WHAT THE TASK ASKS → Transcribe the data in full and exactly, omitting any pictures.

[Collection entries]

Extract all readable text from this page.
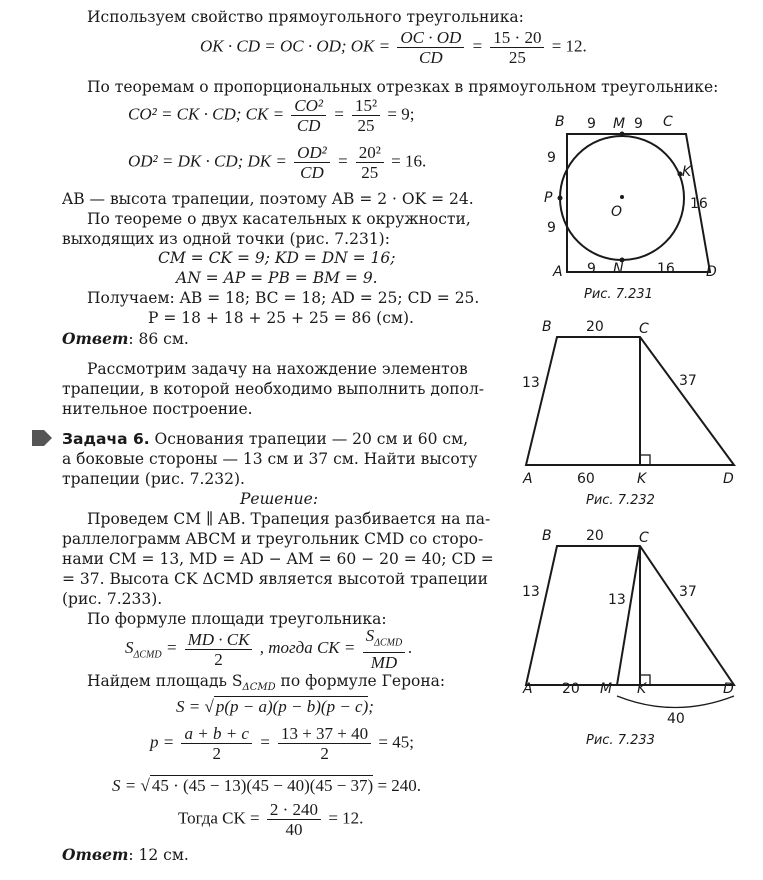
Используем свойство прямоугольного треугольника:
OK · CD = OC · OD; OK = $\frac{OC \cdot OD}{CD} = \frac{15 \cdot 20}{25} = 12$.
По теоремам о пропорциональных отрезках в прямоугольном треугольнике:
CO² = CK · CD; CK = $\frac{\text{CO²}}{CD} = \frac{\text{15²}}{25} = 9$;
OD² = DK · CD; DK = $\frac{\text{OD²}}{CD} = \frac{\text{20²}}{25} = 16$.
AB — высота трапеции, поэтому AB = 2 · OK = 24.
По теореме о двух касательных к окружности,
выходящих из одной точки (рис. 7.231):
CM = CK = 9; KD = DN = 16;
AN = AP = PB = BM = 9.
Получаем: AB = 18; BC = 18; AD = 25; CD = 25.
P = 18 + 18 + 25 + 25 = 86 (см).
Ответ: 86 см.
Рассмотрим задачу на нахождение элементов
трапеции, в которой необходимо выполнить допол-
нительное построение.
Задача 6. Основания трапеции — 20 см и 60 см,
а боковые стороны — 13 см и 37 см. Найти высоту
трапеции (рис. 7.232).
Решение:
Проведем CM ∥ AB. Трапеция разбивается на па-
раллелограмм ABCM и треугольник CMD со сторо-
нами CM = 13, MD = AD − AM = 60 − 20 = 40; CD =
= 37. Высота CK ΔCMD является высотой трапеции
(рис. 7.233).
По формуле площади треугольника:
$S_{\Delta CMD} = \frac{MD \cdot CK}{2}$ , тогда CK = $\frac{S_{\Delta CMD}}{MD}$ .
Найдем площадь $S_{\Delta CMD}$ по формуле Герона:
S = √ p(p − a)(p − b)(p − c);
$p = \frac{a + b + c}{2} = \frac{13 + 37 + 40}{2} = 45$;
S = √ 45 · (45 − 13)(45 − 40)(45 − 37) = 240.
Тогда CK = $\frac{2 \cdot 240}{40} = 12$.
Ответ: 12 см.
B	C
M
K
P
O
A	N	D
9	9
9
9
9	16
16
Рис. 7.231
B	C
A	K	D
20
13	37
60
Рис. 7.232
B	C
A	M K	D
20
13	13	37
20
40
Рис. 7.233
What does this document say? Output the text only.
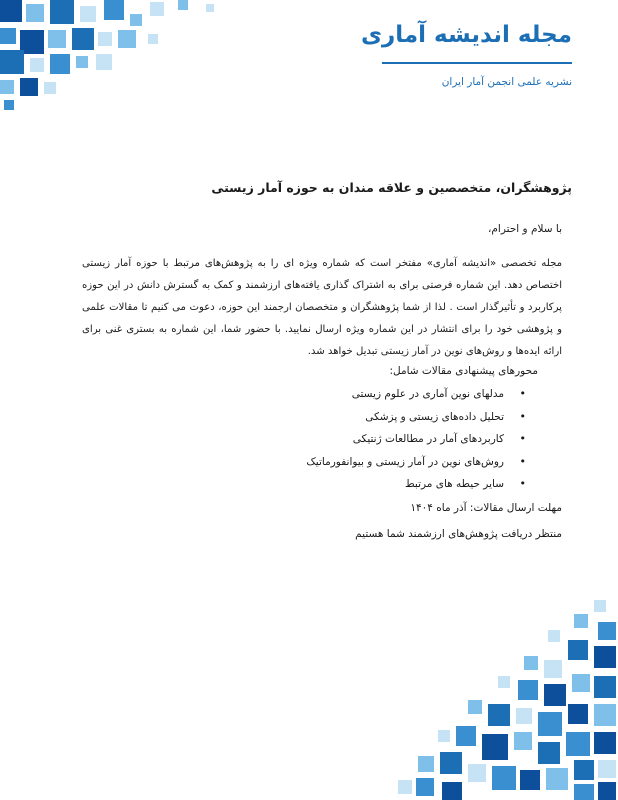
مجله اندیشه آماری
نشریه علمی انجمن آمار ایران

پژوهشگران، متخصصین و علاقه مندان به حوزه آمار زیستی

با سلام و احترام،

مجله تخصصی «اندیشه آماری» مفتخر است که شماره ویژه ای را به پژوهش‌های مرتبط با حوزه آمار زیستی اختصاص دهد. این شماره فرصتی برای به اشتراک گذاری یافته‌های ارزشمند و کمک به گسترش دانش در این حوزه پرکاربرد و تأثیرگذار است . لذا از شما پژوهشگران و متخصصان ارجمند این حوزه، دعوت می کنیم تا مقالات علمی و پژوهشی خود را برای انتشار در این شماره ویژه ارسال نمایید. با حضور شما، این شماره به بستری غنی برای ارائه ایده‌ها و روش‌های نوین در آمار زیستی تبدیل خواهد شد.

محورهای پیشنهادی مقالات شامل:

•
مدلهای نوین آماری در علوم زیستی
•
تحلیل داده‌های زیستی و پزشکی
•
کاربردهای آمار در مطالعات ژنتیکی
•
روش‌های نوین در آمار زیستی و بیوانفورماتیک
•
سایر حیطه های مرتبط

مهلت ارسال مقالات: آذر ماه ۱۴۰۴

منتظر دریافت پژوهش‌های ارزشمند شما هستیم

ANSWER TO THIS PROBLEM →
Extract all readable text from this page.
Используем свойство прямоугольного треугольника:
OK · CD = OC · OD; OK = $\frac{OC \cdot OD}{CD} = \frac{15 \cdot 20}{25} = 12$.
По теоремам о пропорциональных отрезках в прямоугольном треугольнике:
CO² = CK · CD; CK = $\frac{\text{CO²}}{CD} = \frac{\text{15²}}{25} = 9$;
OD² = DK · CD; DK = $\frac{\text{OD²}}{CD} = \frac{\text{20²}}{25} = 16$.
AB — высота трапеции, поэтому AB = 2 · OK = 24.
По теореме о двух касательных к окружности,
выходящих из одной точки (рис. 7.231):
CM = CK = 9; KD = DN = 16;
AN = AP = PB = BM = 9.
Получаем: AB = 18; BC = 18; AD = 25; CD = 25.
P = 18 + 18 + 25 + 25 = 86 (см).
Ответ: 86 см.
Рассмотрим задачу на нахождение элементов
трапеции, в которой необходимо выполнить допол-
нительное построение.
Задача 6. Основания трапеции — 20 см и 60 см,
а боковые стороны — 13 см и 37 см. Найти высоту
трапеции (рис. 7.232).
Решение:
Проведем CM ∥ AB. Трапеция разбивается на па-
раллелограмм ABCM и треугольник CMD со сторо-
нами CM = 13, MD = AD − AM = 60 − 20 = 40; CD =
= 37. Высота CK ΔCMD является высотой трапеции
(рис. 7.233).
По формуле площади треугольника:
$S_{\Delta CMD} = \frac{MD \cdot CK}{2}$ , тогда CK = $\frac{S_{\Delta CMD}}{MD}$ .
Найдем площадь $S_{\Delta CMD}$ по формуле Герона:
S = √ p(p − a)(p − b)(p − c);
$p = \frac{a + b + c}{2} = \frac{13 + 37 + 40}{2} = 45$;
S = √ 45 · (45 − 13)(45 − 40)(45 − 37) = 240.
Тогда CK = $\frac{2 \cdot 240}{40} = 12$.
Ответ: 12 см.
B	C
M
K
P
O
A	N	D
9	9
9
9
9	16
16
Рис. 7.231
B	C
A	K	D
20
13	37
60
Рис. 7.232
B	C
A	M K	D
20
13	13	37
20
40
Рис. 7.233
What does this document say? Output the text only.
مجله اندیشه آماری
نشریه علمی انجمن آمار ایران

پژوهشگران، متخصصین و علاقه مندان به حوزه آمار زیستی

با سلام و احترام،

مجله تخصصی «اندیشه آماری» مفتخر است که شماره ویژه ای را به پژوهش‌های مرتبط با حوزه آمار زیستی اختصاص دهد. این شماره فرصتی برای به اشتراک گذاری یافته‌های ارزشمند و کمک به گسترش دانش در این حوزه پرکاربرد و تأثیرگذار است . لذا از شما پژوهشگران و متخصصان ارجمند این حوزه، دعوت می کنیم تا مقالات علمی و پژوهشی خود را برای انتشار در این شماره ویژه ارسال نمایید. با حضور شما، این شماره به بستری غنی برای ارائه ایده‌ها و روش‌های نوین در آمار زیستی تبدیل خواهد شد.

محورهای پیشنهادی مقالات شامل:

•
مدلهای نوین آماری در علوم زیستی
•
تحلیل داده‌های زیستی و پزشکی
•
کاربردهای آمار در مطالعات ژنتیکی
•
روش‌های نوین در آمار زیستی و بیوانفورماتیک
•
سایر حیطه های مرتبط

مهلت ارسال مقالات: آذر ماه ۱۴۰۴

منتظر دریافت پژوهش‌های ارزشمند شما هستیم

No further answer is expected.